__What you will do__. Rewrite each line of all the records below as a Markdown table with two columns, Row for the row number and Line for the text, and skip any blank lines. Omit the pictures from the table.

__Data lines__.
↓↓↓

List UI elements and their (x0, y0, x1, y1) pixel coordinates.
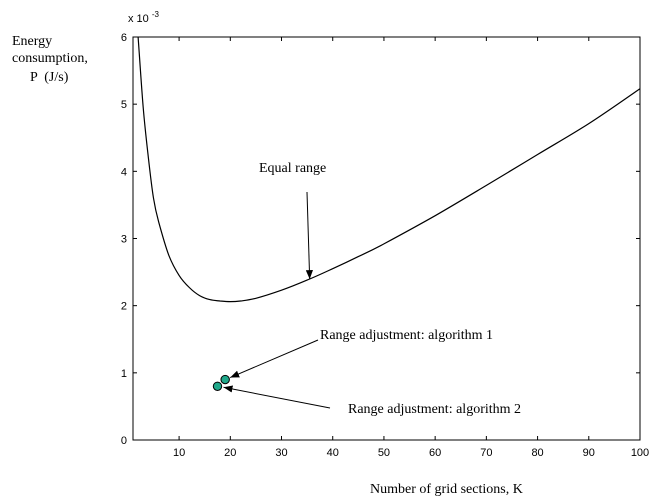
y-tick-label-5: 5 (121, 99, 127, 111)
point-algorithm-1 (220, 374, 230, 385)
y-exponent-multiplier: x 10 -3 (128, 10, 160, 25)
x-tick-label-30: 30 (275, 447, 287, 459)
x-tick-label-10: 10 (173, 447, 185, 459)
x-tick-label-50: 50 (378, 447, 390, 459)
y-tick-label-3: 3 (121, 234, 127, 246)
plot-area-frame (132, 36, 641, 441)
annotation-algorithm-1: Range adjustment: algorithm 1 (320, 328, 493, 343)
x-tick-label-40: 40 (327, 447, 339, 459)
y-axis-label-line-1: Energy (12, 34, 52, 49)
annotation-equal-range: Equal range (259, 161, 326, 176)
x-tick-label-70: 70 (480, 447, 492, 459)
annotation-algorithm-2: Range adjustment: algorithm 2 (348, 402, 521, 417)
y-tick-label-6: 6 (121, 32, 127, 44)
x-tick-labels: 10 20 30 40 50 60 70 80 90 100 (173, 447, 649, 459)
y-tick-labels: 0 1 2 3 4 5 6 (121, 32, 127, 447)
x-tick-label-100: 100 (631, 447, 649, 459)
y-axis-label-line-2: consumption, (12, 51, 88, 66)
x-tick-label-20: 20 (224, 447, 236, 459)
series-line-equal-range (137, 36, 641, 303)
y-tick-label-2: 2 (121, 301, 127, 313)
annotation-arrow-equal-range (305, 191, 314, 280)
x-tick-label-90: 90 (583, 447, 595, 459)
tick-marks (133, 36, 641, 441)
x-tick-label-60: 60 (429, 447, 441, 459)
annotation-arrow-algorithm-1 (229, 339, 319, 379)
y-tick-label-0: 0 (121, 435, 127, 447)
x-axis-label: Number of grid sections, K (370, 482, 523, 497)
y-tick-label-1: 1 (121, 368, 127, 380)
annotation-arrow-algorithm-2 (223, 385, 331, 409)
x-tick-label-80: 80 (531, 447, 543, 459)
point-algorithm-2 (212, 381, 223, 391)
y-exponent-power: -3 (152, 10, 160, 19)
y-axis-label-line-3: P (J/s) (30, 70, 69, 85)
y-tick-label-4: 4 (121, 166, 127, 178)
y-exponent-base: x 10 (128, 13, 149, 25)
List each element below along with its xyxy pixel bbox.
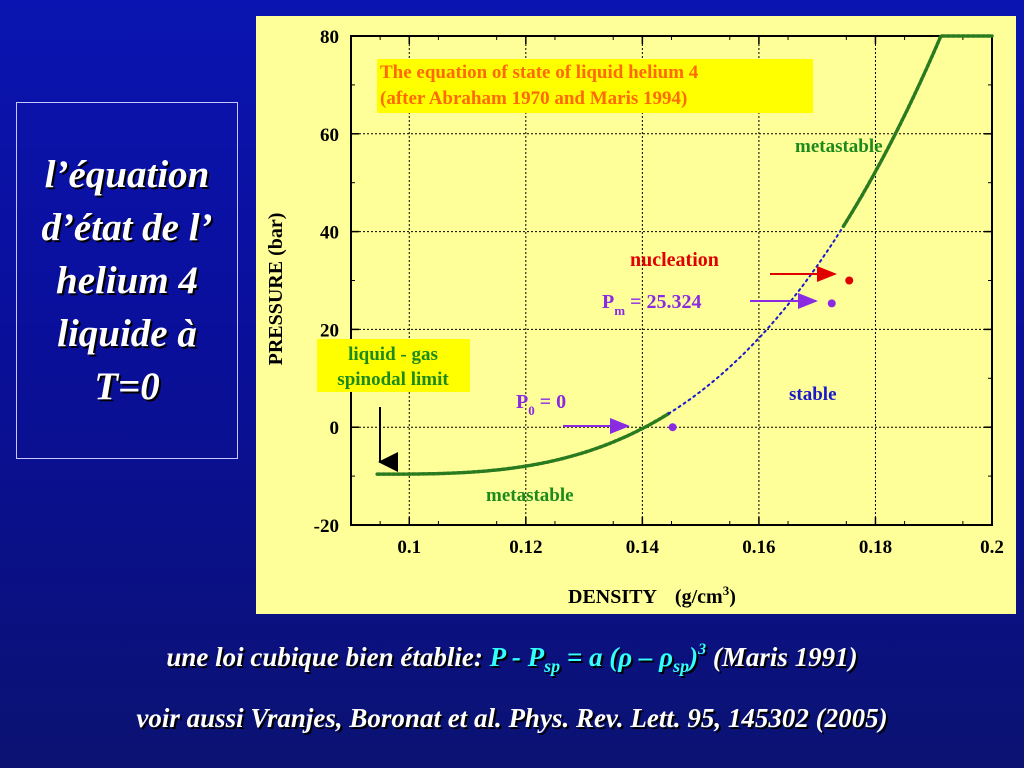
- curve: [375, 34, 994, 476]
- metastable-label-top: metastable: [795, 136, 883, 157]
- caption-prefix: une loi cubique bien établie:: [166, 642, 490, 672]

↑↑↑

__The completed task__.
| Row | Line |
|---|---|
| 1 | List UI elements and their (x0, y0, x1, y1) pixel coordinates. |
| 2 | y-tick-label-5: 5 (121, 99, 127, 111) |
| 3 | point-algorithm-1 (220, 374, 230, 385) |
| 4 | y-exponent-multiplier: x 10 -3 (128, 10, 160, 25) |
| 5 | x-tick-label-30: 30 (275, 447, 287, 459) |
| 6 | x-tick-label-10: 10 (173, 447, 185, 459) |
| 7 | x-tick-label-50: 50 (378, 447, 390, 459) |
| 8 | y-tick-label-3: 3 (121, 234, 127, 246) |
| 9 | plot-area-frame (132, 36, 641, 441) |
| 10 | annotation-algorithm-1: Range adjustment: algorithm 1 (320, 328, 493, 343) |
| 11 | x-tick-label-40: 40 (327, 447, 339, 459) |
| 12 | y-axis-label-line-1: Energy (12, 34, 52, 49) |
| 13 | annotation-equal-range: Equal range (259, 161, 326, 176) |
| 14 | x-tick-label-70: 70 (480, 447, 492, 459) |
| 15 | annotation-algorithm-2: Range adjustment: algorithm 2 (348, 402, 521, 417) |
| 16 | y-tick-label-6: 6 (121, 32, 127, 44) |
| 17 | x-tick-labels: 10 20 30 40 50 60 70 80 90 100 (173, 447, 649, 459) |
| 18 | y-tick-labels: 0 1 2 3 4 5 6 (121, 32, 127, 447) |
| 19 | x-tick-label-100: 100 (631, 447, 649, 459) |
| 20 | y-axis-label-line-2: consumption, (12, 51, 88, 66) |
| 21 | x-tick-label-20: 20 (224, 447, 236, 459) |
| 22 | series-line-equal-range (137, 36, 641, 303) |
| 23 | y-tick-label-2: 2 (121, 301, 127, 313) |
| 24 | annotation-arrow-equal-range (305, 191, 314, 280) |
| 25 | x-tick-label-90: 90 (583, 447, 595, 459) |
| 26 | tick-marks (133, 36, 641, 441) |
| 27 | x-tick-label-60: 60 (429, 447, 441, 459) |
| 28 | annotation-arrow-algorithm-1 (229, 339, 319, 379) |
| 29 | y-tick-label-0: 0 (121, 435, 127, 447) |
| 30 | x-axis-label: Number of grid sections, K (370, 482, 523, 497) |
| 31 | y-tick-label-1: 1 (121, 368, 127, 380) |
| 32 | annotation-arrow-algorithm-2 (223, 385, 331, 409) |
| 33 | x-tick-label-80: 80 (531, 447, 543, 459) |
| 34 | point-algorithm-2 (212, 381, 223, 391) |
| 35 | y-exponent-power: -3 (152, 10, 160, 19) |
| 36 | y-axis-label-line-3: P (J/s) (30, 70, 69, 85) |
| 37 | y-tick-label-4: 4 (121, 166, 127, 178) |
| 38 | y-exponent-base: x 10 (128, 13, 149, 25) |
| 39 | List each element below along with its xyxy pixel bbox. |
| 40 | - curve: [375, 34, 994, 476] |
| 41 | - metastable-label-top: metastable: [795, 136, 883, 157] |
| 42 | - caption-prefix: une loi cubique bien établie:: [166, 642, 490, 672] |